◆ **Task to complete**: Scan the material below for the string "Prone", and copy every line where it shows up.

◆ **Dataset items**:
————————
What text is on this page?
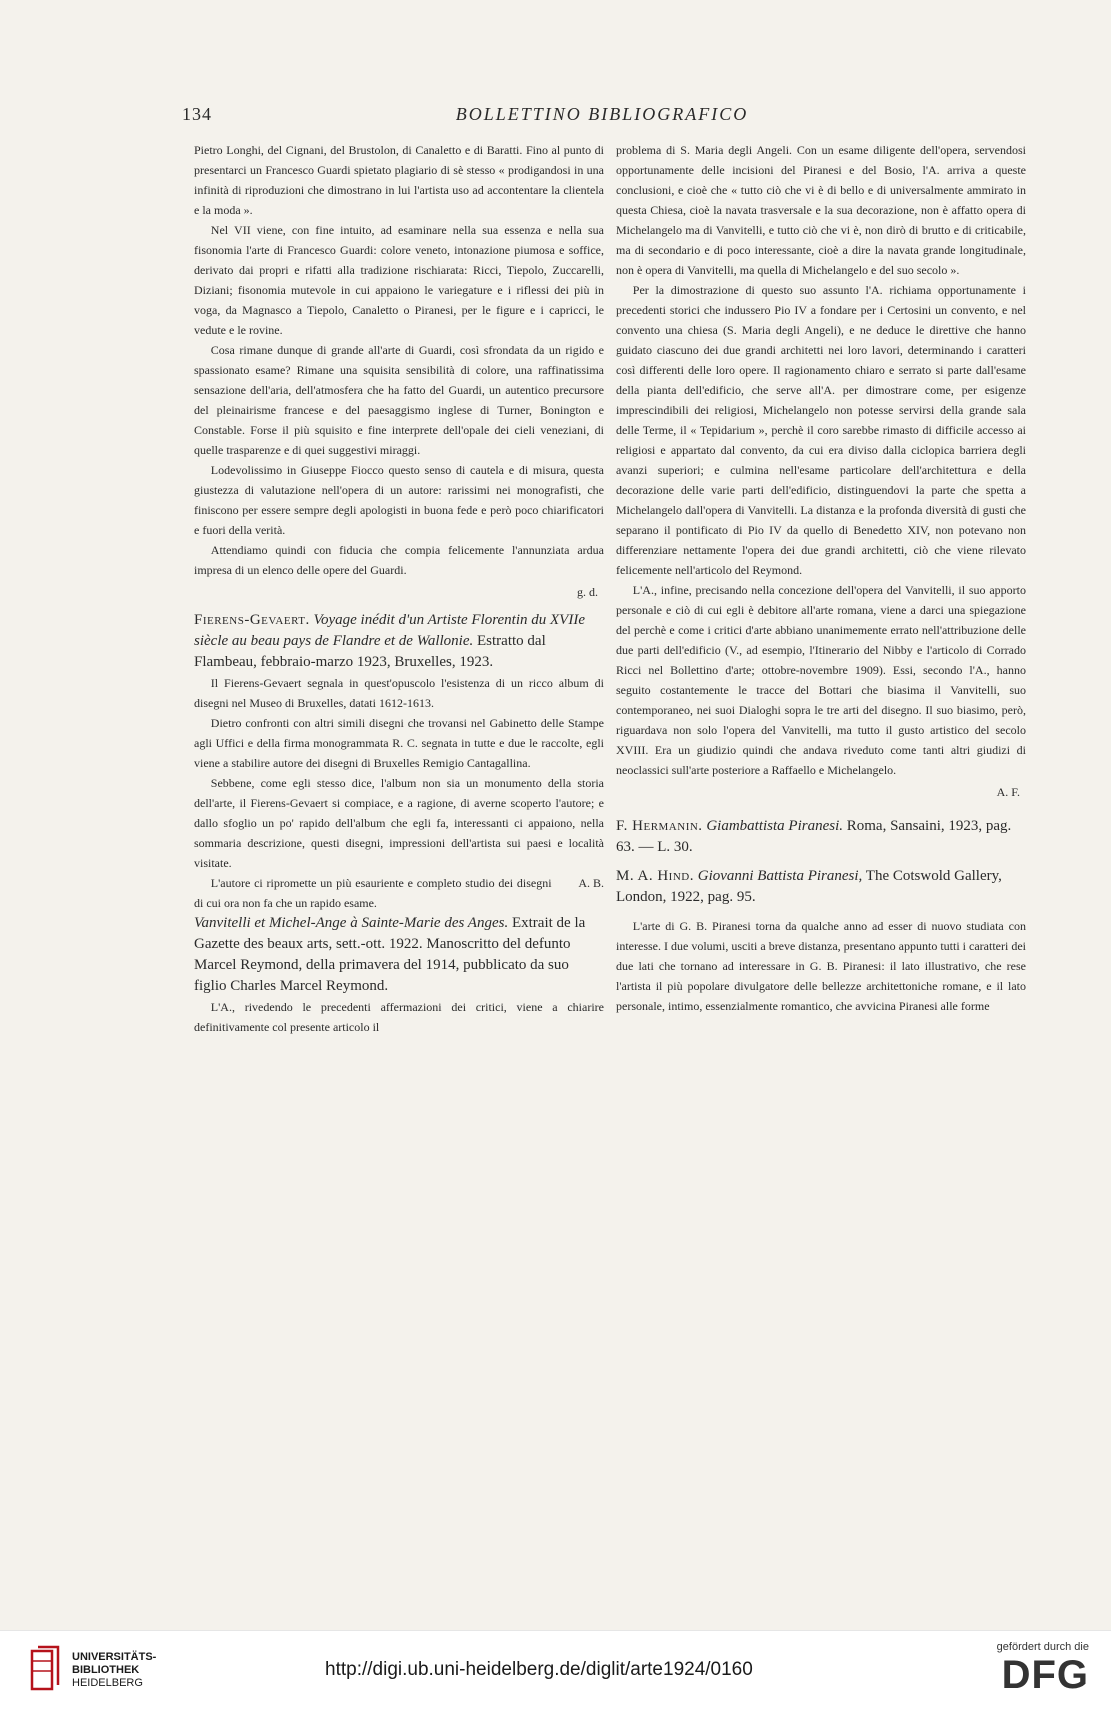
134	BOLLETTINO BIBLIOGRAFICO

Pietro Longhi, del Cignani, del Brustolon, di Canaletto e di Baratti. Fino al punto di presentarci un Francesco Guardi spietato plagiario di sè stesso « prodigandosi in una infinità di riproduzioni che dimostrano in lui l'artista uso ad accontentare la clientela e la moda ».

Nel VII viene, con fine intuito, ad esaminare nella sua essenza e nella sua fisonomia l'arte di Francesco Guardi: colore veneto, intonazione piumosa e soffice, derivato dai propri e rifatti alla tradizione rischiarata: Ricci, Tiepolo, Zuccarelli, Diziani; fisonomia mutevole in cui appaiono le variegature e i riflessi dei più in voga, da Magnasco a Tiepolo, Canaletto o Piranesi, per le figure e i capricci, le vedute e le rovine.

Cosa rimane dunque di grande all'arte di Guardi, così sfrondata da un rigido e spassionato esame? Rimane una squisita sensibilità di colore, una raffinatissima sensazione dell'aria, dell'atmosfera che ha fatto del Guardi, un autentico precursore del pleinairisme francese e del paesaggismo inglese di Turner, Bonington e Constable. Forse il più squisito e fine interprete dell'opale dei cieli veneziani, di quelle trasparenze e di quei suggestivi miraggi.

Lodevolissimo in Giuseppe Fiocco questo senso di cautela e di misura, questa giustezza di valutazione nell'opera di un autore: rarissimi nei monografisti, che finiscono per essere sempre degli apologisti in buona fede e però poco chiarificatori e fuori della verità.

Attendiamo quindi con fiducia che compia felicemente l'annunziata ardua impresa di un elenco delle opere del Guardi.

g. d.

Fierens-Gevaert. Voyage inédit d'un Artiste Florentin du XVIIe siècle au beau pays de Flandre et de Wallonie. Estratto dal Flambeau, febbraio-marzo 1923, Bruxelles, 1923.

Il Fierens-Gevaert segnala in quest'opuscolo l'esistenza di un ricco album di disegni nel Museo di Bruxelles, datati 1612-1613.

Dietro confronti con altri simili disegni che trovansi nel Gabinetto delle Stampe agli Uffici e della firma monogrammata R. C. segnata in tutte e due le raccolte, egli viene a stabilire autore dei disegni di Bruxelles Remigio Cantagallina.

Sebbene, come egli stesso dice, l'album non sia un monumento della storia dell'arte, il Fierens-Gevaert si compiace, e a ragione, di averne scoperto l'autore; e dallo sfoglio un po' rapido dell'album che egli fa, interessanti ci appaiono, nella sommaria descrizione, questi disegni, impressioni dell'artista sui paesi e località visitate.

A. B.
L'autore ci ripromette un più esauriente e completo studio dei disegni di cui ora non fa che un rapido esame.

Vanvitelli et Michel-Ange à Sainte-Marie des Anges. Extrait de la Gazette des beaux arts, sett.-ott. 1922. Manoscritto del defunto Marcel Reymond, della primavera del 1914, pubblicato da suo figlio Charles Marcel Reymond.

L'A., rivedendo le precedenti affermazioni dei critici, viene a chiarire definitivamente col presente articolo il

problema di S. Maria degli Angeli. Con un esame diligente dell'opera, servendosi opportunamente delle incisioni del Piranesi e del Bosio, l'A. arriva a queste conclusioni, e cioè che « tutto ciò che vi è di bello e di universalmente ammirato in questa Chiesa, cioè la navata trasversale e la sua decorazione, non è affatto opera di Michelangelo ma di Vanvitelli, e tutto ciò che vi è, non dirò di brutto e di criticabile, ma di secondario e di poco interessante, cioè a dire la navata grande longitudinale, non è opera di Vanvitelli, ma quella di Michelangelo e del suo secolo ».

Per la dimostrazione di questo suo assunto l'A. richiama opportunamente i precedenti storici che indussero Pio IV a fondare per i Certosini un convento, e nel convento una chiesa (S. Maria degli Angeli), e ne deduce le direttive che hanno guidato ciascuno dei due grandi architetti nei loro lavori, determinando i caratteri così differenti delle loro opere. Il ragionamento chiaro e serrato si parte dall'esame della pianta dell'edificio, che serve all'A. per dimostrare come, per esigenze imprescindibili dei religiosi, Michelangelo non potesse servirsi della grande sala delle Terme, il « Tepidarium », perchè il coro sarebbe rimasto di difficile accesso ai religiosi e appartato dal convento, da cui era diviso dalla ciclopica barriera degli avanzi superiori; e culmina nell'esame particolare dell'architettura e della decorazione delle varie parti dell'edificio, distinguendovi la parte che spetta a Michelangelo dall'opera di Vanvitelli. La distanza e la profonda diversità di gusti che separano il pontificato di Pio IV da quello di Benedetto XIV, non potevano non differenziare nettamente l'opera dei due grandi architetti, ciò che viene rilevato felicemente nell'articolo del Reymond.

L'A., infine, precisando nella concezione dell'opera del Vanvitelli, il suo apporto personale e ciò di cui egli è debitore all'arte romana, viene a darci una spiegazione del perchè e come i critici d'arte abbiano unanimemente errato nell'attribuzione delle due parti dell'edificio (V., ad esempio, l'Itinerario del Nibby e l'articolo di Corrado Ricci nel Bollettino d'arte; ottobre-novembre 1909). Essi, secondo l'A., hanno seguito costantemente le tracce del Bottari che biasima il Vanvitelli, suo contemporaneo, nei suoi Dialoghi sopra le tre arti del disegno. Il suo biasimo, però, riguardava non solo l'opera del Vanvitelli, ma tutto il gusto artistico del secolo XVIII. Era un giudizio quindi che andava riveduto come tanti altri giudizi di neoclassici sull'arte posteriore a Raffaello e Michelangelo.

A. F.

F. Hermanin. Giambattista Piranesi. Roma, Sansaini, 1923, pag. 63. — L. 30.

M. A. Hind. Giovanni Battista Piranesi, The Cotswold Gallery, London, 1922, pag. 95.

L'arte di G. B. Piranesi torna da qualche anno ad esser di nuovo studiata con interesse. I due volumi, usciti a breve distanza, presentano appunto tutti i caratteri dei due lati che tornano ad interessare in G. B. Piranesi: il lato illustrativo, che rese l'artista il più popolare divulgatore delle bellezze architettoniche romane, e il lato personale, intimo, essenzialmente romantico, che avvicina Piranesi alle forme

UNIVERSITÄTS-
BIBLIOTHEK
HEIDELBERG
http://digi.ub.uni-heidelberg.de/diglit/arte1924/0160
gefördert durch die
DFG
————————
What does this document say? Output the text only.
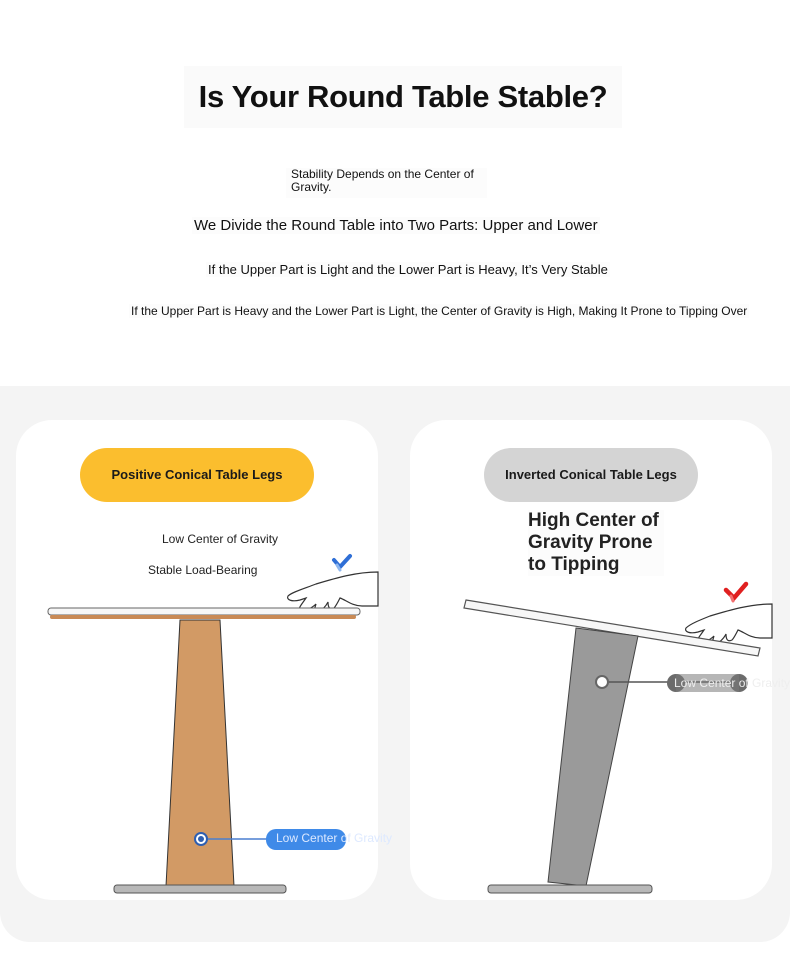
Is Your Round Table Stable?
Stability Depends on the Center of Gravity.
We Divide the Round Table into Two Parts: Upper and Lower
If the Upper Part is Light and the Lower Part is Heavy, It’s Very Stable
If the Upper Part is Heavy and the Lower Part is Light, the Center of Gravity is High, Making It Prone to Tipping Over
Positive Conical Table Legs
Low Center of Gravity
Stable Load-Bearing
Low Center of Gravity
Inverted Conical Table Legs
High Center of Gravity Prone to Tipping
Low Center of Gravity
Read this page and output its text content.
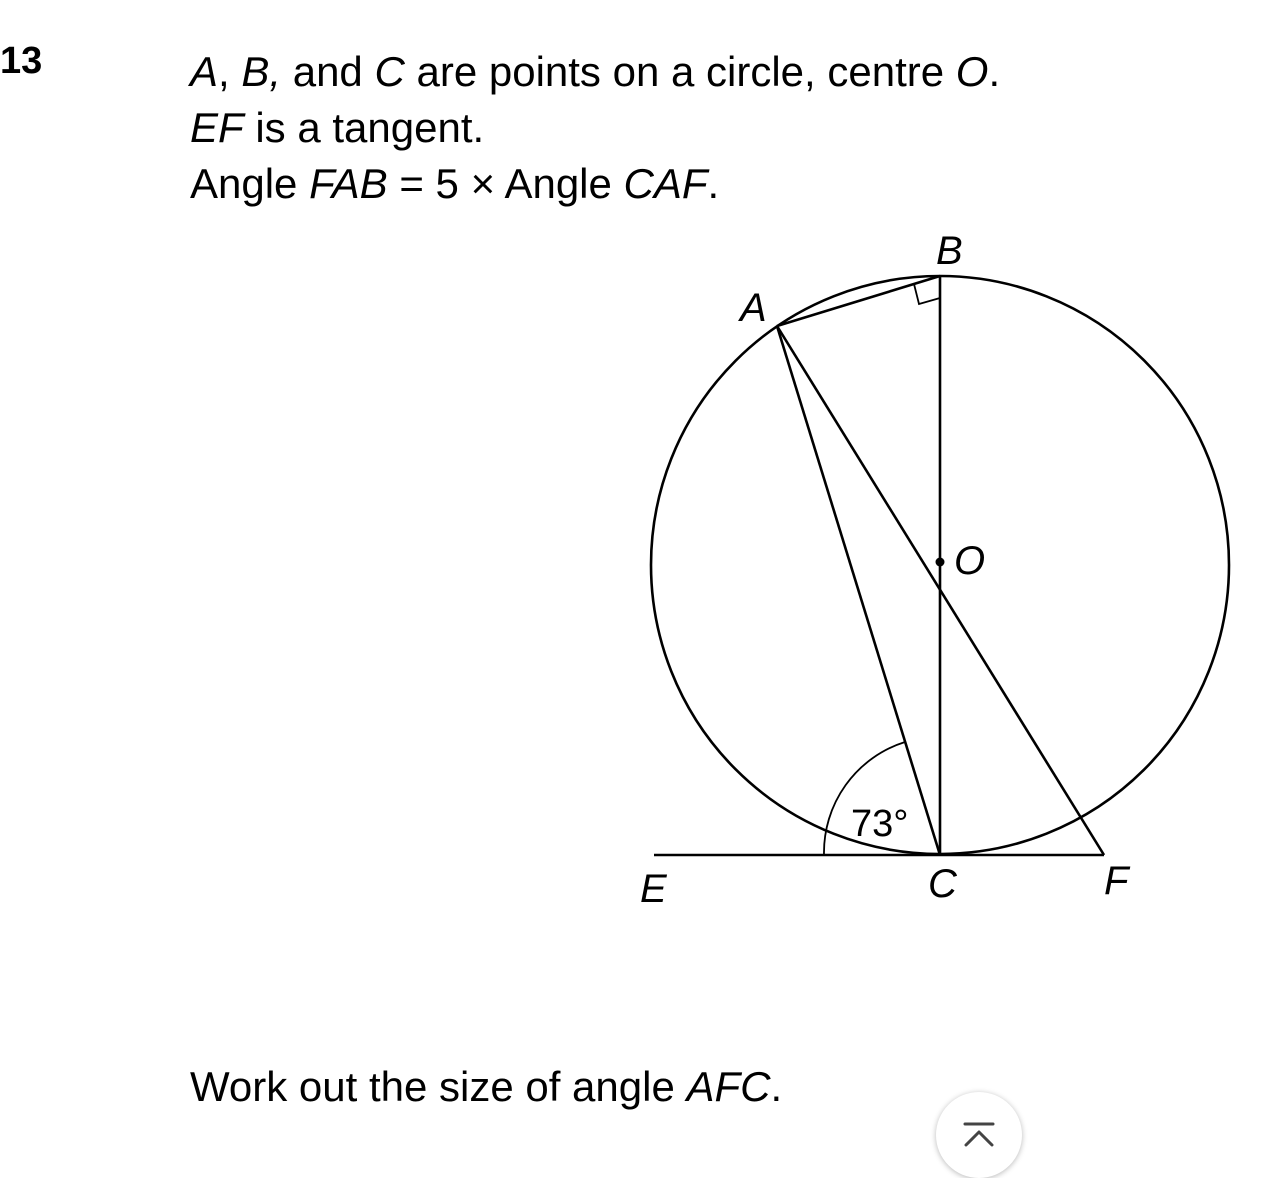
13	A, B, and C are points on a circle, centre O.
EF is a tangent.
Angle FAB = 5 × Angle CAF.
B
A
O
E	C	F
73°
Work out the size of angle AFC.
————————
◆ **Worked answer**:
If the Upper Part is Heavy and the Lower Part is Light, the Center of Gravity is High, Making It Prone to Tipping Over
High Center of Gravity Prone to Tipping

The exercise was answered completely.